#### Instructions to follow:
The records below must be duplicated exactly, character for character.
-- begin Input records --
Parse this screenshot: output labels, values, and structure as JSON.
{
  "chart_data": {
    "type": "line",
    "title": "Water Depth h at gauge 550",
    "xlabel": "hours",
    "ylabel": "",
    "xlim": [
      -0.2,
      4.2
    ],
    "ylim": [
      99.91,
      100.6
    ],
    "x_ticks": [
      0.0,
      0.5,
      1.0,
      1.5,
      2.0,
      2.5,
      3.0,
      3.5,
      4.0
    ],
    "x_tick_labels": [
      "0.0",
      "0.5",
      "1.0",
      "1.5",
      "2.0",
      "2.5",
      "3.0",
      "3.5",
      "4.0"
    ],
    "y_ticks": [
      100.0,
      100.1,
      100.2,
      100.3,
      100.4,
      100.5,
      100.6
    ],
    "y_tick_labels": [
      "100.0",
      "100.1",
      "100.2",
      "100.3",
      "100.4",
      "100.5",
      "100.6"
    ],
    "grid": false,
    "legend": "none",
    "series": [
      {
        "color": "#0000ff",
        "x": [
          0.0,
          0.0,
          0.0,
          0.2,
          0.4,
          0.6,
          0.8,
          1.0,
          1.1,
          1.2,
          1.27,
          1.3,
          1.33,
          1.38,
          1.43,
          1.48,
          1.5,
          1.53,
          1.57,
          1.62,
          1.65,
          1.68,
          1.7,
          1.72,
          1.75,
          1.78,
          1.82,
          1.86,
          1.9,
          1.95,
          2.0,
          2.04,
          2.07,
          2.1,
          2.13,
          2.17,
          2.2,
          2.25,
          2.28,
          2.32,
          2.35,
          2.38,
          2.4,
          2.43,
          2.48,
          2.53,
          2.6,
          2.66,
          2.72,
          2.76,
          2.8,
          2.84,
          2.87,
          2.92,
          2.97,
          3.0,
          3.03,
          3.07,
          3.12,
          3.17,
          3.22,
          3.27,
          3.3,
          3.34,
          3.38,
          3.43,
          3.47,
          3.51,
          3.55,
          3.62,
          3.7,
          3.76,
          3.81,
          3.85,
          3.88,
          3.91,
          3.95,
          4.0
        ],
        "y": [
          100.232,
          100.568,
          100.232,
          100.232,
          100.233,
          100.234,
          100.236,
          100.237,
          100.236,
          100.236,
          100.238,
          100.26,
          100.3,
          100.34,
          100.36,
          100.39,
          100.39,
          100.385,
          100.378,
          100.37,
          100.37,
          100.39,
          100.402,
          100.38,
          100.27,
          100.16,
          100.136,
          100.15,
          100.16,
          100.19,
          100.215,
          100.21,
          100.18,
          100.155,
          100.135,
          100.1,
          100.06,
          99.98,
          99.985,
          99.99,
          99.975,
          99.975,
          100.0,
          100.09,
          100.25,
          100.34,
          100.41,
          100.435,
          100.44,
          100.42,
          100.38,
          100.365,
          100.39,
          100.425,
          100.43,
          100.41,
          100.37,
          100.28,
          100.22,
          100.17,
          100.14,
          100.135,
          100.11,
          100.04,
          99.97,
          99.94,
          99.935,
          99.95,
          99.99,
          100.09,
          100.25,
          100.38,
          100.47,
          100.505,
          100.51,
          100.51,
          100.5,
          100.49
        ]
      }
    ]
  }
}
-- end Input records --
#### Exercise solution:
Parse this screenshot: output labels, values, and structure as JSON.
{
  "chart_data": {
    "type": "line",
    "title": "Water Depth h at gauge 550",
    "xlabel": "hours",
    "ylabel": "",
    "xlim": [
      -0.2,
      4.2
    ],
    "ylim": [
      99.91,
      100.6
    ],
    "x_ticks": [
      0.0,
      0.5,
      1.0,
      1.5,
      2.0,
      2.5,
      3.0,
      3.5,
      4.0
    ],
    "x_tick_labels": [
      "0.0",
      "0.5",
      "1.0",
      "1.5",
      "2.0",
      "2.5",
      "3.0",
      "3.5",
      "4.0"
    ],
    "y_ticks": [
      100.0,
      100.1,
      100.2,
      100.3,
      100.4,
      100.5,
      100.6
    ],
    "y_tick_labels": [
      "100.0",
      "100.1",
      "100.2",
      "100.3",
      "100.4",
      "100.5",
      "100.6"
    ],
    "grid": false,
    "legend": "none",
    "series": [
      {
        "color": "#0000ff",
        "x": [
          0.0,
          0.0,
          0.0,
          0.2,
          0.4,
          0.6,
          0.8,
          1.0,
          1.1,
          1.2,
          1.27,
          1.3,
          1.33,
          1.38,
          1.43,
          1.48,
          1.5,
          1.53,
          1.57,
          1.62,
          1.65,
          1.68,
          1.7,
          1.72,
          1.75,
          1.78,
          1.82,
          1.86,
          1.9,
          1.95,
          2.0,
          2.04,
          2.07,
          2.1,
          2.13,
          2.17,
          2.2,
          2.25,
          2.28,
          2.32,
          2.35,
          2.38,
          2.4,
          2.43,
          2.48,
          2.53,
          2.6,
          2.66,
          2.72,
          2.76,
          2.8,
          2.84,
          2.87,
          2.92,
          2.97,
          3.0,
          3.03,
          3.07,
          3.12,
          3.17,
          3.22,
          3.27,
          3.3,
          3.34,
          3.38,
          3.43,
          3.47,
          3.51,
          3.55,
          3.62,
          3.7,
          3.76,
          3.81,
          3.85,
          3.88,
          3.91,
          3.95,
          4.0
        ],
        "y": [
          100.232,
          100.568,
          100.232,
          100.232,
          100.233,
          100.234,
          100.236,
          100.237,
          100.236,
          100.236,
          100.238,
          100.26,
          100.3,
          100.34,
          100.36,
          100.39,
          100.39,
          100.385,
          100.378,
          100.37,
          100.37,
          100.39,
          100.402,
          100.38,
          100.27,
          100.16,
          100.136,
          100.15,
          100.16,
          100.19,
          100.215,
          100.21,
          100.18,
          100.155,
          100.135,
          100.1,
          100.06,
          99.98,
          99.985,
          99.99,
          99.975,
          99.975,
          100.0,
          100.09,
          100.25,
          100.34,
          100.41,
          100.435,
          100.44,
          100.42,
          100.38,
          100.365,
          100.39,
          100.425,
          100.43,
          100.41,
          100.37,
          100.28,
          100.22,
          100.17,
          100.14,
          100.135,
          100.11,
          100.04,
          99.97,
          99.94,
          99.935,
          99.95,
          99.99,
          100.09,
          100.25,
          100.38,
          100.47,
          100.505,
          100.51,
          100.51,
          100.5,
          100.49
        ]
      }
    ]
  }
}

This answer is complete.